_Given request_
Return all lines from the listing below in which the string "object" occurs.

◆ ◆ ◆

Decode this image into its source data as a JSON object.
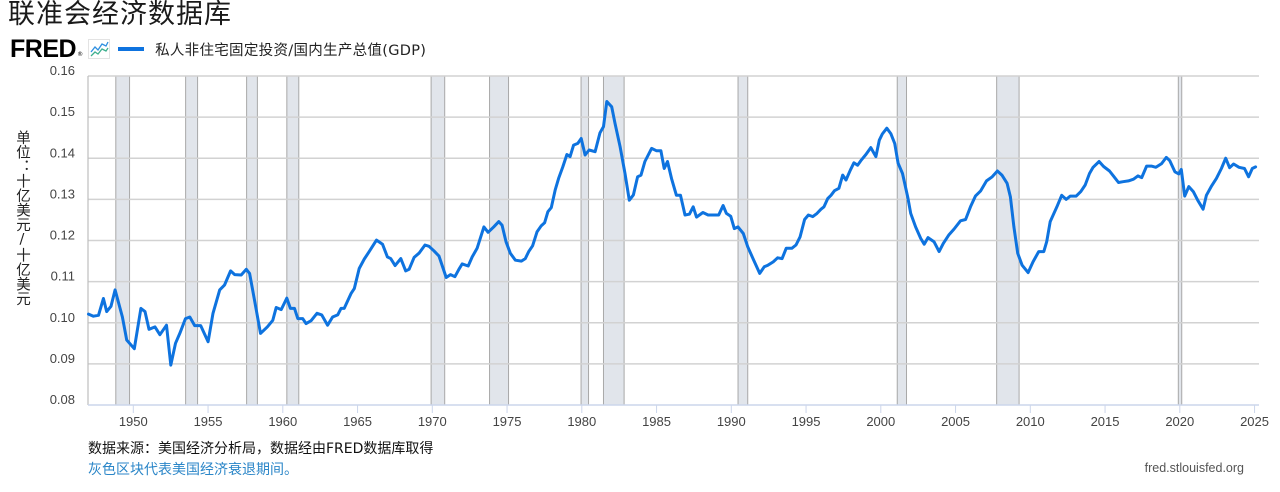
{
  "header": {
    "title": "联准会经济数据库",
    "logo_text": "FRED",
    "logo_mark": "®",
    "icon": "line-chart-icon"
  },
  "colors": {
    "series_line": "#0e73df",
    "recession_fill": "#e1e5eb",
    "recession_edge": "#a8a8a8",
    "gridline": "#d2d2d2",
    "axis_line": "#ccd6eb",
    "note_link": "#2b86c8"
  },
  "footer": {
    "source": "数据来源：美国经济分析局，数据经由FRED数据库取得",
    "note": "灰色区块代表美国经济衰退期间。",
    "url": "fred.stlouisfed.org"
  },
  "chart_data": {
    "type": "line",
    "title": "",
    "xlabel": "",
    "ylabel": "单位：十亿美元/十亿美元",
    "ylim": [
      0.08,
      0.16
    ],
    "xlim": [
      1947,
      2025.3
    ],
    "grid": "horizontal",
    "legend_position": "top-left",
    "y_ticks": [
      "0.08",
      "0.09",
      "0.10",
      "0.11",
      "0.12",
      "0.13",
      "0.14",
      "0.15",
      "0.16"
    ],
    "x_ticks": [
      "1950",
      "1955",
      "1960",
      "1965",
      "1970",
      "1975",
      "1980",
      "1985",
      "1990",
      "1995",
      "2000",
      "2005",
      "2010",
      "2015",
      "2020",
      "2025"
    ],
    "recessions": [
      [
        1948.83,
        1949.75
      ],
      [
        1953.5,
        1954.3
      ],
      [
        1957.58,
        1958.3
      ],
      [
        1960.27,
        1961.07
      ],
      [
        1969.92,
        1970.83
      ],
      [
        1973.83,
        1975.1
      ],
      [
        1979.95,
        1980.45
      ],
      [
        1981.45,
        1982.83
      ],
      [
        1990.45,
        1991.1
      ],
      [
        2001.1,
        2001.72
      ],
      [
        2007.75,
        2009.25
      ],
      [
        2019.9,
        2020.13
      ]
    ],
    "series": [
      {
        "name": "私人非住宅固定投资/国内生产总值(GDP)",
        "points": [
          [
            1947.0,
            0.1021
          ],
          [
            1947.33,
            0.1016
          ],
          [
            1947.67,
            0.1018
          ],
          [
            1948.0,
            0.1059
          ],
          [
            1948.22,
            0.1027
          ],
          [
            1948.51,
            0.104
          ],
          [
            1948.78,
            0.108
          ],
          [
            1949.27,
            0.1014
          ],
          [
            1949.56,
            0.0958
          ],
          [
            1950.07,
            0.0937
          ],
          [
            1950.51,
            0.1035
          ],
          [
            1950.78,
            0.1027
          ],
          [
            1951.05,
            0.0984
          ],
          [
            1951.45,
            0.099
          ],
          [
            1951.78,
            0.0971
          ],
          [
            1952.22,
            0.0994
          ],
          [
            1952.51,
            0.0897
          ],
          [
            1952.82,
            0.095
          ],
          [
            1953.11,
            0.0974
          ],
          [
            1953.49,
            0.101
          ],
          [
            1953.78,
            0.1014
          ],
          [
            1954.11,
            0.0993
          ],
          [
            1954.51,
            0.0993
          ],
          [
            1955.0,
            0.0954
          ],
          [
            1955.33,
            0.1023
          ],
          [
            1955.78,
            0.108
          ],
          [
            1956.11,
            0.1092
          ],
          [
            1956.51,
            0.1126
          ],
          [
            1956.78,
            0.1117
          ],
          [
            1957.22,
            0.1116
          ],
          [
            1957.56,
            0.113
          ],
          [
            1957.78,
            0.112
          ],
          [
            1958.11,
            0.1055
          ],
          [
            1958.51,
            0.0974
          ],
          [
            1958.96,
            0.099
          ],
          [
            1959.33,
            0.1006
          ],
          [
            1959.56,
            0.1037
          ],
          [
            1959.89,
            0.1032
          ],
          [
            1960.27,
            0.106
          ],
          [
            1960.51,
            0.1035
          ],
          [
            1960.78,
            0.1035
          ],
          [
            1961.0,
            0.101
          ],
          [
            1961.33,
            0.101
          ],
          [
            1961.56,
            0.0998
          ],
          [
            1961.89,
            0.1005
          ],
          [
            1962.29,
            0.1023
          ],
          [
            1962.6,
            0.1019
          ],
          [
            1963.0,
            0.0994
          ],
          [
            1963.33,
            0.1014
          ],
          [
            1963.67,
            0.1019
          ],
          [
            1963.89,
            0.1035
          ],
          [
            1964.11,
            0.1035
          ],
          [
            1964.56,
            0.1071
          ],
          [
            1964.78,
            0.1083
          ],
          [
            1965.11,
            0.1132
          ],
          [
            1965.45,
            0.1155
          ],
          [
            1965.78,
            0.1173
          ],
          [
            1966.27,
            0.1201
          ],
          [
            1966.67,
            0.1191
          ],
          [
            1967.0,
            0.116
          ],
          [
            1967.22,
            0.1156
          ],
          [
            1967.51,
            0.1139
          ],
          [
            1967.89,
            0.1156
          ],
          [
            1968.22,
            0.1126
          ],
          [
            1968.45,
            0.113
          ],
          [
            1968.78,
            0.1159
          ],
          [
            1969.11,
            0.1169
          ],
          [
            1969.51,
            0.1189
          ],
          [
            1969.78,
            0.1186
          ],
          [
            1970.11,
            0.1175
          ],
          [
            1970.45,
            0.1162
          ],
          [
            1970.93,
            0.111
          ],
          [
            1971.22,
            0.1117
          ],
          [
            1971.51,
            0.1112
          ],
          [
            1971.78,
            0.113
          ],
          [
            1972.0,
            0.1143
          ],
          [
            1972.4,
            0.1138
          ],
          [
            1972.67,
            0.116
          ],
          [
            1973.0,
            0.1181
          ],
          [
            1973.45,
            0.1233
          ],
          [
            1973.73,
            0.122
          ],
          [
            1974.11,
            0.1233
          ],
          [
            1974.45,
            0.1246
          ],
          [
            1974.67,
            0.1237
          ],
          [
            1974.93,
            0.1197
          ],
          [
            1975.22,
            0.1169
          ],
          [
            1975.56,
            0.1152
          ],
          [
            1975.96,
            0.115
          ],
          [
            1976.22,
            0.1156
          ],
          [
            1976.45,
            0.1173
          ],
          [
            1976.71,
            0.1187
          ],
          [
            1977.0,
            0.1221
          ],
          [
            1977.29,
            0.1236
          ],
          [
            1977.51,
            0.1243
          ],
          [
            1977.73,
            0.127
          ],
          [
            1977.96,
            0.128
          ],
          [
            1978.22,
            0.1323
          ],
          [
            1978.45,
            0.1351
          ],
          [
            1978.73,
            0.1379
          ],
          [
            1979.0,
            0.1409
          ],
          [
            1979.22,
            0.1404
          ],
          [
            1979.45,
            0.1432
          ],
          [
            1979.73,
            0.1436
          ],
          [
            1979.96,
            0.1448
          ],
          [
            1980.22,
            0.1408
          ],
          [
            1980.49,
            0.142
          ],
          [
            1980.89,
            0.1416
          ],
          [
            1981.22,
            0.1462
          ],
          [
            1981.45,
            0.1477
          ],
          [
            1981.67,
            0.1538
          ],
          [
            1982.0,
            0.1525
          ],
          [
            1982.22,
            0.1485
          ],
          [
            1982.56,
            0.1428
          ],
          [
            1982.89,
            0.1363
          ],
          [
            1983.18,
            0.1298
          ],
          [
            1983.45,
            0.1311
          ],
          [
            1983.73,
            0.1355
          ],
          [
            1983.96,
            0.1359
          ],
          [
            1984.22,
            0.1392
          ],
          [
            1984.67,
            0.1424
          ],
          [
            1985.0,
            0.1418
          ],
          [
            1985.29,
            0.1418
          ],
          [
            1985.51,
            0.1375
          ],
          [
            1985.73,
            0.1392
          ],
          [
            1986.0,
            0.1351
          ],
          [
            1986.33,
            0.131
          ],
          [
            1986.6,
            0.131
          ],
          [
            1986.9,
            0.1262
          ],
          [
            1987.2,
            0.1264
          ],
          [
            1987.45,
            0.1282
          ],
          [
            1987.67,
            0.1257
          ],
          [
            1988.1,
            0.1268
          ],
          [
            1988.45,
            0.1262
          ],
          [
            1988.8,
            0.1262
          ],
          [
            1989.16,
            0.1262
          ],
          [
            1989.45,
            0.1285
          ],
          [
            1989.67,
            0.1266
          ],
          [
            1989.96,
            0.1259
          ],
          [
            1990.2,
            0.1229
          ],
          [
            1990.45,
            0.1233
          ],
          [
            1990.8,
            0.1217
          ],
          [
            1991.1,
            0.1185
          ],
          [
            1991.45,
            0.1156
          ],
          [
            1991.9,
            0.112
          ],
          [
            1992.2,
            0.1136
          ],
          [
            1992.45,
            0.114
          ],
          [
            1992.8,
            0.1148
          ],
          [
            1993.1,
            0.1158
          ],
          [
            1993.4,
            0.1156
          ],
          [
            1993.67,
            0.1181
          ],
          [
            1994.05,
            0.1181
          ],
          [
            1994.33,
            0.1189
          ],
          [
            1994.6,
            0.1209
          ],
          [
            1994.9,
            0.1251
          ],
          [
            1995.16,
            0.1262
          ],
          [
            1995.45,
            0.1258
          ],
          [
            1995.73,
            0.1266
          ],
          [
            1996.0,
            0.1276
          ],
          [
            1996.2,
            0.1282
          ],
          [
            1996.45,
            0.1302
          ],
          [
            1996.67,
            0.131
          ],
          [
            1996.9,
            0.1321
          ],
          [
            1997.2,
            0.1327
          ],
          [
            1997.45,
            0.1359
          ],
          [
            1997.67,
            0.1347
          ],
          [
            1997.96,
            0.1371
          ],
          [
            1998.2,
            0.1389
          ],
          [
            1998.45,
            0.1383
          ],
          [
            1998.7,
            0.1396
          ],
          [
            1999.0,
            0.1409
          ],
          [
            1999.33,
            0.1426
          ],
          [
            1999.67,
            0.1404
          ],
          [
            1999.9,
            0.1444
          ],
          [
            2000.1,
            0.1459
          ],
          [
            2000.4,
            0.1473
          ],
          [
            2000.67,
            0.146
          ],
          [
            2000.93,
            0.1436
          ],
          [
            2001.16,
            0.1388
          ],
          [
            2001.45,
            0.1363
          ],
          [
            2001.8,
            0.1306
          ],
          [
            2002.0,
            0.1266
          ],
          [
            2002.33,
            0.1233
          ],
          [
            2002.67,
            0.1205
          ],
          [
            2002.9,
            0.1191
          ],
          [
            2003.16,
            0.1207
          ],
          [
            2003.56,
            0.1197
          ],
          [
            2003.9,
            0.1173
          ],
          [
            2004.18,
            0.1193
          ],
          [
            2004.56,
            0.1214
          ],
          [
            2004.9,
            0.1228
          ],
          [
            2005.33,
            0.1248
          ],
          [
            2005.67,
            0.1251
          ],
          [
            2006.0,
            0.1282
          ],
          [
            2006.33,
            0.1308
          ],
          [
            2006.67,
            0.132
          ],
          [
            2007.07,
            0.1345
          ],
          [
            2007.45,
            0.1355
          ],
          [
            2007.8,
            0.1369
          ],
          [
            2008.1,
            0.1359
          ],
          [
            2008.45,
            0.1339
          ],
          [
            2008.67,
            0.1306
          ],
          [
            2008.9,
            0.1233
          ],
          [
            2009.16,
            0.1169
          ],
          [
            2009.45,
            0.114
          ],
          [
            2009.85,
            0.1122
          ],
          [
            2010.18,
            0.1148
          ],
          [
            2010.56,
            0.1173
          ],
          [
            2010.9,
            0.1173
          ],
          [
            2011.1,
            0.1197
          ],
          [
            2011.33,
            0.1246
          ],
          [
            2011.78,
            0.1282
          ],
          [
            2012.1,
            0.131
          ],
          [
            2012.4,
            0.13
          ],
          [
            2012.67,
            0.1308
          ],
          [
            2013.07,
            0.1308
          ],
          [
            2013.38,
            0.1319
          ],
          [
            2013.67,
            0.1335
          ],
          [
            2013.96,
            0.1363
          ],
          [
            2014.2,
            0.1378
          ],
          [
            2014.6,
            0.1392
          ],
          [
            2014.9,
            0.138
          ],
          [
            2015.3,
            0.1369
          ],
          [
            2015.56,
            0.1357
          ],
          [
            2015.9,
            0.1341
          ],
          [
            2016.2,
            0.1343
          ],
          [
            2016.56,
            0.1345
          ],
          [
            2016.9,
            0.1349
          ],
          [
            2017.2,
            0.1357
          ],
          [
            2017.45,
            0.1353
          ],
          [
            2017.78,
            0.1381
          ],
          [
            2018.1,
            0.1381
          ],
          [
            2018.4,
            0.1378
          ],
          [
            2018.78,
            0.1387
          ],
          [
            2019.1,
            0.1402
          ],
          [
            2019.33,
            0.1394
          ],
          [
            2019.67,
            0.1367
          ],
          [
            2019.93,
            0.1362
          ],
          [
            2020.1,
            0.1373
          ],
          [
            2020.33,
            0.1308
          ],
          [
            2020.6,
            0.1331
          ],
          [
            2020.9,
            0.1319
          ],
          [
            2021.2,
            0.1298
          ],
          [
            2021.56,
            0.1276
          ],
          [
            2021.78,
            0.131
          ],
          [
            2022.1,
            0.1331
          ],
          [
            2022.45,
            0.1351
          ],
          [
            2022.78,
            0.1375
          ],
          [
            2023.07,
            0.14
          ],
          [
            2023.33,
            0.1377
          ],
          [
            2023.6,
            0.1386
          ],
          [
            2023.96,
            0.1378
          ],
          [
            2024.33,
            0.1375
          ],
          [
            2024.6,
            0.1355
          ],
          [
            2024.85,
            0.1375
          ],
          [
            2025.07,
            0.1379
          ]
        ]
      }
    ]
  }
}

◆ ◆ ◆

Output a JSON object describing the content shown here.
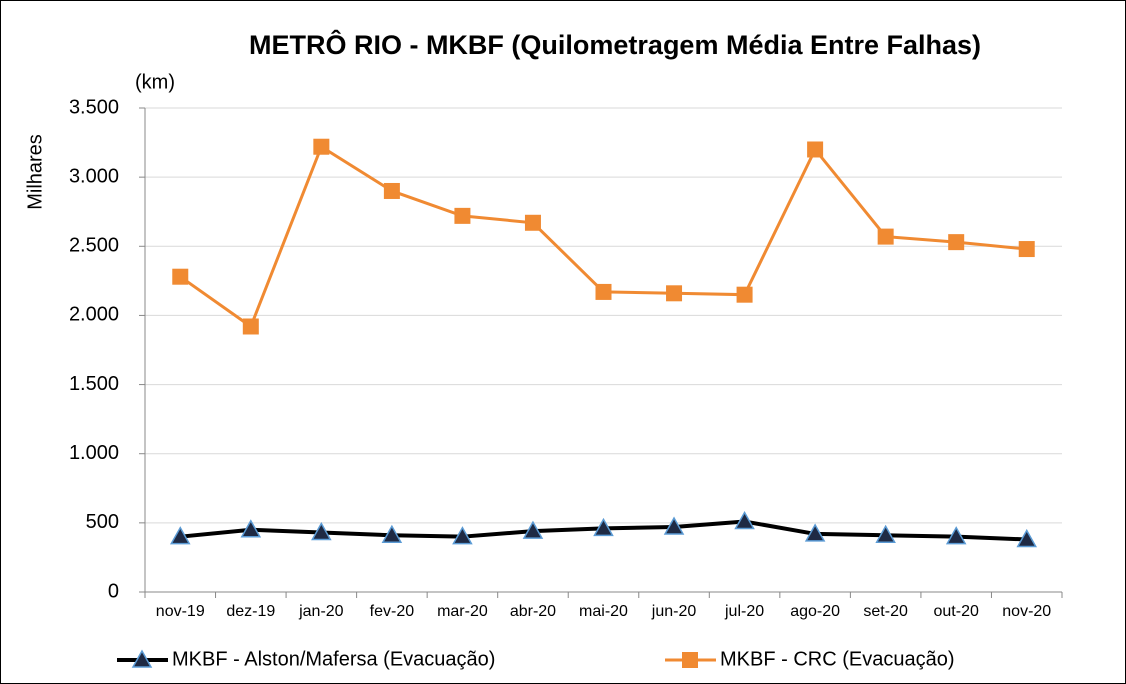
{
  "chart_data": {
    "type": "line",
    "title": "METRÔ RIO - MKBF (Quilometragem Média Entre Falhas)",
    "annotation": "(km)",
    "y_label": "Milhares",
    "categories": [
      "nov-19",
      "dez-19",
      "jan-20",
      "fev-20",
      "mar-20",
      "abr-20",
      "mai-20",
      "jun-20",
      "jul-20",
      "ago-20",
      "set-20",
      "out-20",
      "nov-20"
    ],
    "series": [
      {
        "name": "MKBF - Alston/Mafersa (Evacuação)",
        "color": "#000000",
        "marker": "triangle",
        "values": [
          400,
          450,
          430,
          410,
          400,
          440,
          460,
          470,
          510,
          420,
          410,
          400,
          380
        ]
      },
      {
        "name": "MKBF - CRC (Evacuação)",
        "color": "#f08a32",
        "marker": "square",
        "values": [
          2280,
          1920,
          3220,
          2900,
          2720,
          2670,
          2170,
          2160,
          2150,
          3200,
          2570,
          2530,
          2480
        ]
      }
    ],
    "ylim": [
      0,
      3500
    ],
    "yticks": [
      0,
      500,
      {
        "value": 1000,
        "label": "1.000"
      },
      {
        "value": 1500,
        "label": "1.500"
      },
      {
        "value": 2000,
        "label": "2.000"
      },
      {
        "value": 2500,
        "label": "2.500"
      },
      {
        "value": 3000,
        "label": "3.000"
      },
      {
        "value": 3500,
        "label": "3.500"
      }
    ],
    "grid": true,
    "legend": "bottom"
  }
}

◆ ◆ ◆

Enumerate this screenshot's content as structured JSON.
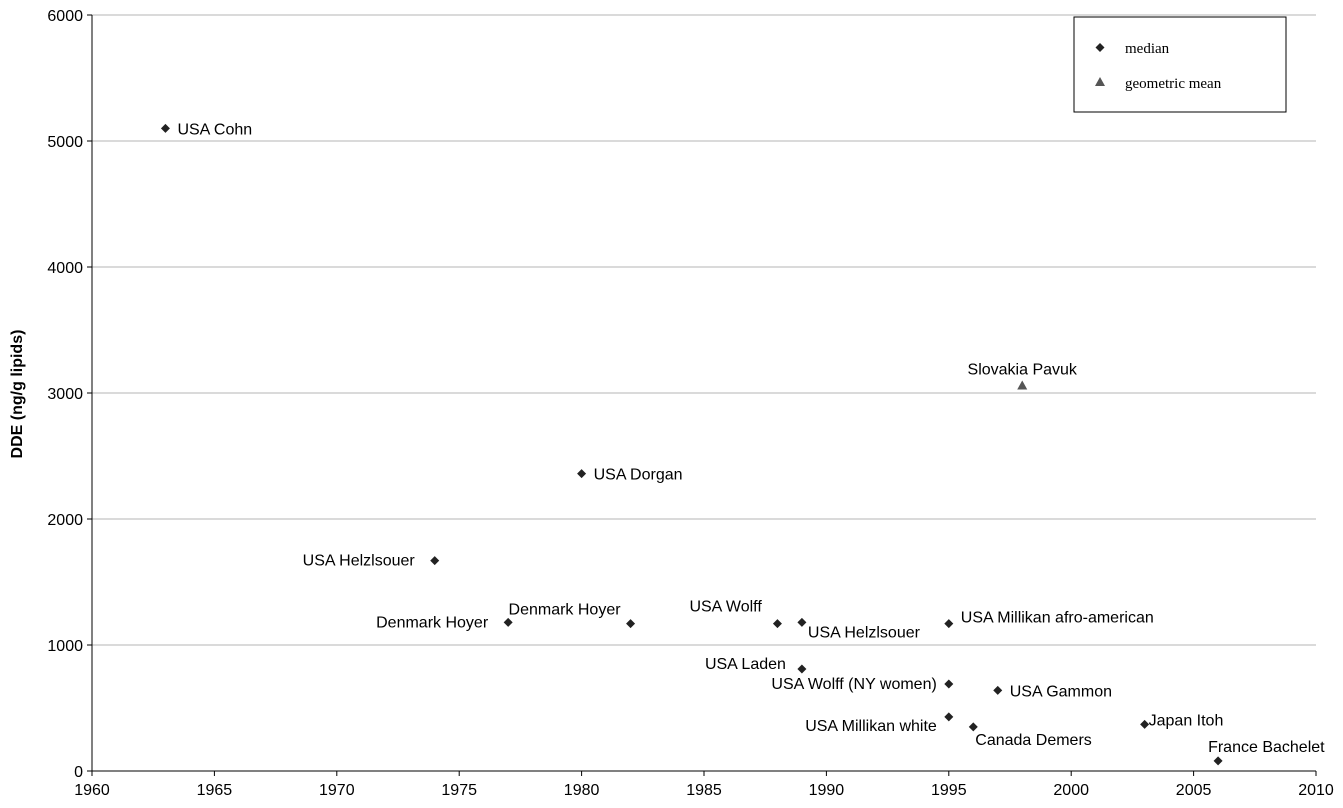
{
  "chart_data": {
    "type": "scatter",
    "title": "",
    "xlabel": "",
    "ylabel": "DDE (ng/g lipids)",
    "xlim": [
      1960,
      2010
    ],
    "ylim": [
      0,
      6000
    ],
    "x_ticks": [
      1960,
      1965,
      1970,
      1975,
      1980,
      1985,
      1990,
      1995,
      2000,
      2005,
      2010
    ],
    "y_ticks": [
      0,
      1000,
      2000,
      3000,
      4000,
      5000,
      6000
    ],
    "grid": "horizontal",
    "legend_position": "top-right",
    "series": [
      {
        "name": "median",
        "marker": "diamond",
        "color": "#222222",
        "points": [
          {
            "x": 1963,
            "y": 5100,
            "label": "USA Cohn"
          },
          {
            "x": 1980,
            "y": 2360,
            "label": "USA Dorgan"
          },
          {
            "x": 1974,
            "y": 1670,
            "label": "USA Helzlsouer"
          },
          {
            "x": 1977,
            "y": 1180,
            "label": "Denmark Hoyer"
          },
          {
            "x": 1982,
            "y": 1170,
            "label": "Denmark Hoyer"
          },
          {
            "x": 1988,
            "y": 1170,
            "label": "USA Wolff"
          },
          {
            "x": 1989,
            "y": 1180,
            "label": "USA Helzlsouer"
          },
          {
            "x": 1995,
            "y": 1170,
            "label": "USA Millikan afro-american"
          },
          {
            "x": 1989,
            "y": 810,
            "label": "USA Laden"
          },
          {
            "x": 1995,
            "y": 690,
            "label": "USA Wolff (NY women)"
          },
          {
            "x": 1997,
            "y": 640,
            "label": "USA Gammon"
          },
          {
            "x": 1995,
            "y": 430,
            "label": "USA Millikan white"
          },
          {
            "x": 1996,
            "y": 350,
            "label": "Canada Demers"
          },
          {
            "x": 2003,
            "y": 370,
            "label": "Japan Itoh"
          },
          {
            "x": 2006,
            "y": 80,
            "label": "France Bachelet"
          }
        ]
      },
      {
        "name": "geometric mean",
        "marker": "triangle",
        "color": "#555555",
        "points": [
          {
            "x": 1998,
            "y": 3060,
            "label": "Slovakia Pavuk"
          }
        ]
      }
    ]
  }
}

◆ ◆ ◆

_The answer_
Decode this image into its source data as a JSON object.
Output a JSON object describing the content shown here.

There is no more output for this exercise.